__Aim__. Could you set down, word for word, the lines of the records from the very first one through the line containing "- y-tick-label: 33: [1632, 175, 1665, 208]", including both of those lines?

__Dataset rows__.
====================
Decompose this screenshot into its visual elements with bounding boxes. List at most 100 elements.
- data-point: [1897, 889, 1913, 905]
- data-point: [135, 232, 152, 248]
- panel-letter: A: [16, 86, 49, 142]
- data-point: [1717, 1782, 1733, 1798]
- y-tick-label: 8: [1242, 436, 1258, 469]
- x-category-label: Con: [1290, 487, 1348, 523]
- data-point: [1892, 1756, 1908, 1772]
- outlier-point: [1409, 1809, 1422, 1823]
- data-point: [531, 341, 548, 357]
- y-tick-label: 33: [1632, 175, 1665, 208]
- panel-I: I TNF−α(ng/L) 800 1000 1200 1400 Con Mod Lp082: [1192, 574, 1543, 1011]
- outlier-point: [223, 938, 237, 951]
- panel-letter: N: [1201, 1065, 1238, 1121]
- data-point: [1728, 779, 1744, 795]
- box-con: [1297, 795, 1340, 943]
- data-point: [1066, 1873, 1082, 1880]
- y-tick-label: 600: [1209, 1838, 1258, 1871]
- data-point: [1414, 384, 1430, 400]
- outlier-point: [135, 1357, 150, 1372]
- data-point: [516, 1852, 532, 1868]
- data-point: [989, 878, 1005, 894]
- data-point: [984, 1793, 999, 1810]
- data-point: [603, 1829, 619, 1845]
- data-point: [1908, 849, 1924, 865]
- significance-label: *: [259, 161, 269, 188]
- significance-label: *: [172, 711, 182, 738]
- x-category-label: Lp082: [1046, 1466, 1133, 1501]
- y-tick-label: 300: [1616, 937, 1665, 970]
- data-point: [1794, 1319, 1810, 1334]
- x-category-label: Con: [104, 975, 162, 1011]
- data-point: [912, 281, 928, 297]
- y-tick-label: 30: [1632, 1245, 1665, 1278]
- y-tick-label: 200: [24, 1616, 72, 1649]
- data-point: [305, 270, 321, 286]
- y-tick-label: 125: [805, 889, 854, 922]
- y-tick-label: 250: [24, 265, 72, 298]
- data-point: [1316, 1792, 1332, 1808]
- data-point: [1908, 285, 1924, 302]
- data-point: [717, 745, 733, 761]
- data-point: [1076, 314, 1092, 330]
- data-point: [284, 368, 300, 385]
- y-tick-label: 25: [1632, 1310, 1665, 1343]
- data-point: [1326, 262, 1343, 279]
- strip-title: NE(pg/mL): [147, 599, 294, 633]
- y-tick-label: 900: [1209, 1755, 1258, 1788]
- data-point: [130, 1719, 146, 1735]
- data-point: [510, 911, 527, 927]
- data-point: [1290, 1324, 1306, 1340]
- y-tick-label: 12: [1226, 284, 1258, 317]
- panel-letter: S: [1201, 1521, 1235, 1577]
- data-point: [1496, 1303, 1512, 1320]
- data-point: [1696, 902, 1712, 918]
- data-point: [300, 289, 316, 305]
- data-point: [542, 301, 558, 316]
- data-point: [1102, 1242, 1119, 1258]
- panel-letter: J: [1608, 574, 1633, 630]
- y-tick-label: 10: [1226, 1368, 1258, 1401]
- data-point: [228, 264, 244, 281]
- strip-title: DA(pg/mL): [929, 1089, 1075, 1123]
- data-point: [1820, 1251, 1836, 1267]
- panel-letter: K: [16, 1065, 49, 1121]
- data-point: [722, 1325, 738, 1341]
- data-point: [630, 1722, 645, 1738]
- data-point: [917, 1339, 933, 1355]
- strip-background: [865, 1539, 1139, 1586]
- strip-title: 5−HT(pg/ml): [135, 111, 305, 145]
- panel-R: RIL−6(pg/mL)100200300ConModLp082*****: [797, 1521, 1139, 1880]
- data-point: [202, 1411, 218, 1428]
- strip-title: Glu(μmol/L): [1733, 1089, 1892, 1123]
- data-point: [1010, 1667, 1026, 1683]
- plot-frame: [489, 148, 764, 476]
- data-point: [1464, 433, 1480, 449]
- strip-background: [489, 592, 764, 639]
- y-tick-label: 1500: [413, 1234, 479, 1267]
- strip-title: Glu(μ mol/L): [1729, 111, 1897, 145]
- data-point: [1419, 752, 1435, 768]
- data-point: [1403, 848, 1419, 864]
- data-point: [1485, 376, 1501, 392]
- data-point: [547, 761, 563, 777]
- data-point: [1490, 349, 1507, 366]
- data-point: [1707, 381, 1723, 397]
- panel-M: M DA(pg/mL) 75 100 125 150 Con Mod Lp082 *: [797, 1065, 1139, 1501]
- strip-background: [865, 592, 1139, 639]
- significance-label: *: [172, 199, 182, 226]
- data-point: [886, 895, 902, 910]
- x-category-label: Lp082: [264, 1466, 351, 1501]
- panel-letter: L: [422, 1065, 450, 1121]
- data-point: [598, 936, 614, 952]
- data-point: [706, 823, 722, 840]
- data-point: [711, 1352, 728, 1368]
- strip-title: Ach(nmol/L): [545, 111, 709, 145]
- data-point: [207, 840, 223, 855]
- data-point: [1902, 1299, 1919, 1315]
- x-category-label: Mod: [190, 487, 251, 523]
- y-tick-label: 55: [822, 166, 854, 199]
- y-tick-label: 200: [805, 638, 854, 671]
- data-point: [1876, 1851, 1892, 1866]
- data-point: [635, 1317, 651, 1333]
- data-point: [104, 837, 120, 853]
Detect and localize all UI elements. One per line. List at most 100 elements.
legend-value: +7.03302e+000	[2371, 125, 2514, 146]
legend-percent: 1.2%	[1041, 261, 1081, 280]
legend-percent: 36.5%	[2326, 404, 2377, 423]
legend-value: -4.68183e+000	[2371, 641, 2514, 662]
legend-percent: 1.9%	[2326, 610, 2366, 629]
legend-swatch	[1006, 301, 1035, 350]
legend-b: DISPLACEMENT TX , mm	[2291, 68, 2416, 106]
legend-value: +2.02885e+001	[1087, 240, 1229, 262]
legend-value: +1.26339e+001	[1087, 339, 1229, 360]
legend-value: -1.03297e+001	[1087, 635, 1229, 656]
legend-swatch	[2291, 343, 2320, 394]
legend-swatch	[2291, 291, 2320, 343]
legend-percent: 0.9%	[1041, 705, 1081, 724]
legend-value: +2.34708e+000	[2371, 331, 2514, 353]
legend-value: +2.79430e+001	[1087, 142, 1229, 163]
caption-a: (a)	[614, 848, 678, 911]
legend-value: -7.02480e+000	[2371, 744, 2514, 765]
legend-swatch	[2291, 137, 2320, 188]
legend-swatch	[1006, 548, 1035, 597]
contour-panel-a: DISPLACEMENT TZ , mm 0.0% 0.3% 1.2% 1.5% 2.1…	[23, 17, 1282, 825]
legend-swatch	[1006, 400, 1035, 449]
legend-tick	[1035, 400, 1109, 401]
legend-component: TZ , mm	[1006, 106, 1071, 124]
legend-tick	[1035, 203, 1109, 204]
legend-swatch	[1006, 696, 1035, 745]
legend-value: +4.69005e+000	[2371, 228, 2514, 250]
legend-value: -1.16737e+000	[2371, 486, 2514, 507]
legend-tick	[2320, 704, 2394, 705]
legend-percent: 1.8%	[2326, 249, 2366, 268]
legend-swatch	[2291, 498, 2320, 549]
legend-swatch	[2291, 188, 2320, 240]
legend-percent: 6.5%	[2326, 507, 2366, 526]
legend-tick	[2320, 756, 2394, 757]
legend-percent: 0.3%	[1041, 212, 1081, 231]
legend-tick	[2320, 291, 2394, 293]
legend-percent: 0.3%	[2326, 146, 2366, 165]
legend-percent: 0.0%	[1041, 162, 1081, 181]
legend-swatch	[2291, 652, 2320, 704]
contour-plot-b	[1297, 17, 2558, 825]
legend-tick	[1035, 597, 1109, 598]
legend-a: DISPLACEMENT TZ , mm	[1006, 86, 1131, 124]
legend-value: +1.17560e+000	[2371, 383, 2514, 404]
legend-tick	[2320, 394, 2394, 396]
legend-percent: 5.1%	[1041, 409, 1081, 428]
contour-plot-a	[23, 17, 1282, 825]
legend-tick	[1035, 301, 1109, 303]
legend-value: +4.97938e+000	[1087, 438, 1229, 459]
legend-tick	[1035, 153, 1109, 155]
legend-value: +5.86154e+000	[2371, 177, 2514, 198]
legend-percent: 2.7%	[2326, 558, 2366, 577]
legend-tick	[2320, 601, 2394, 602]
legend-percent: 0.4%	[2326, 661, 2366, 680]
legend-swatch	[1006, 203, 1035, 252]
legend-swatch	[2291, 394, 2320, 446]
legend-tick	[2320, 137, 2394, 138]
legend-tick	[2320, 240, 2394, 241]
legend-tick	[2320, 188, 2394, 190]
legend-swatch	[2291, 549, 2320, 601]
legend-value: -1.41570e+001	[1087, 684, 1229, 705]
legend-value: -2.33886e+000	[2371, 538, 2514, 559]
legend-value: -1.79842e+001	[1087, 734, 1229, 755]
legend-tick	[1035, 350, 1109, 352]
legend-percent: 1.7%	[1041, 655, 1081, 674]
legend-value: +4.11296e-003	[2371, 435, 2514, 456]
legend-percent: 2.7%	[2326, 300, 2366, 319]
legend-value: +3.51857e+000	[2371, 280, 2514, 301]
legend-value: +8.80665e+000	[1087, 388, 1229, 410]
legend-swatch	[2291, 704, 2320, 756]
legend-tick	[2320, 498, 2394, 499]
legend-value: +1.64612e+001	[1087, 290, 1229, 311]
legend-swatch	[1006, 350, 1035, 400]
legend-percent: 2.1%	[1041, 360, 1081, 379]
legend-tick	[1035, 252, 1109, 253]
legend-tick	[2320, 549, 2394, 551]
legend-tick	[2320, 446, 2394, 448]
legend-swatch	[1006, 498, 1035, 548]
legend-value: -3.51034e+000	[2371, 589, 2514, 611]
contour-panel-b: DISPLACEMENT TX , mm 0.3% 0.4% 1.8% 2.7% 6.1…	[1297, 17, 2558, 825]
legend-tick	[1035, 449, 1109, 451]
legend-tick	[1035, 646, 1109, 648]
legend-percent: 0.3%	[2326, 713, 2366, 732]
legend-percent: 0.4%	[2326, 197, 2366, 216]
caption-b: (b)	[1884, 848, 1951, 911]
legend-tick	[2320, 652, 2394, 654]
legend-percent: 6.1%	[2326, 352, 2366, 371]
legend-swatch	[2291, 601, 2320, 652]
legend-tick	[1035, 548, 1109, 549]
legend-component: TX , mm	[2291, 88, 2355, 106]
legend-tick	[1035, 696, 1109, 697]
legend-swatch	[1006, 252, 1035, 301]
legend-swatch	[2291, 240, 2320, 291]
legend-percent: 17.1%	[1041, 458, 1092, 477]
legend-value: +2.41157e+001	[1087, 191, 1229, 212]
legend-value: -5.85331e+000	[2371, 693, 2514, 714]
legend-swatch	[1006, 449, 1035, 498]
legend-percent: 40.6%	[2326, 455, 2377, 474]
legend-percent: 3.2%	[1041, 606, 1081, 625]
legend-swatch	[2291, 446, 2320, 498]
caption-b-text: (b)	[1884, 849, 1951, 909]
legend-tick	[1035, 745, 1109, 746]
====================
__Exercise solution__.
Decompose this screenshot into its visual elements with bounding boxes. List at most 100 elements.
- data-point: [1897, 889, 1913, 905]
- data-point: [135, 232, 152, 248]
- panel-letter: A: [16, 86, 49, 142]
- data-point: [1717, 1782, 1733, 1798]
- y-tick-label: 8: [1242, 436, 1258, 469]
- x-category-label: Con: [1290, 487, 1348, 523]
- data-point: [1892, 1756, 1908, 1772]
- outlier-point: [1409, 1809, 1422, 1823]
- data-point: [531, 341, 548, 357]
- y-tick-label: 33: [1632, 175, 1665, 208]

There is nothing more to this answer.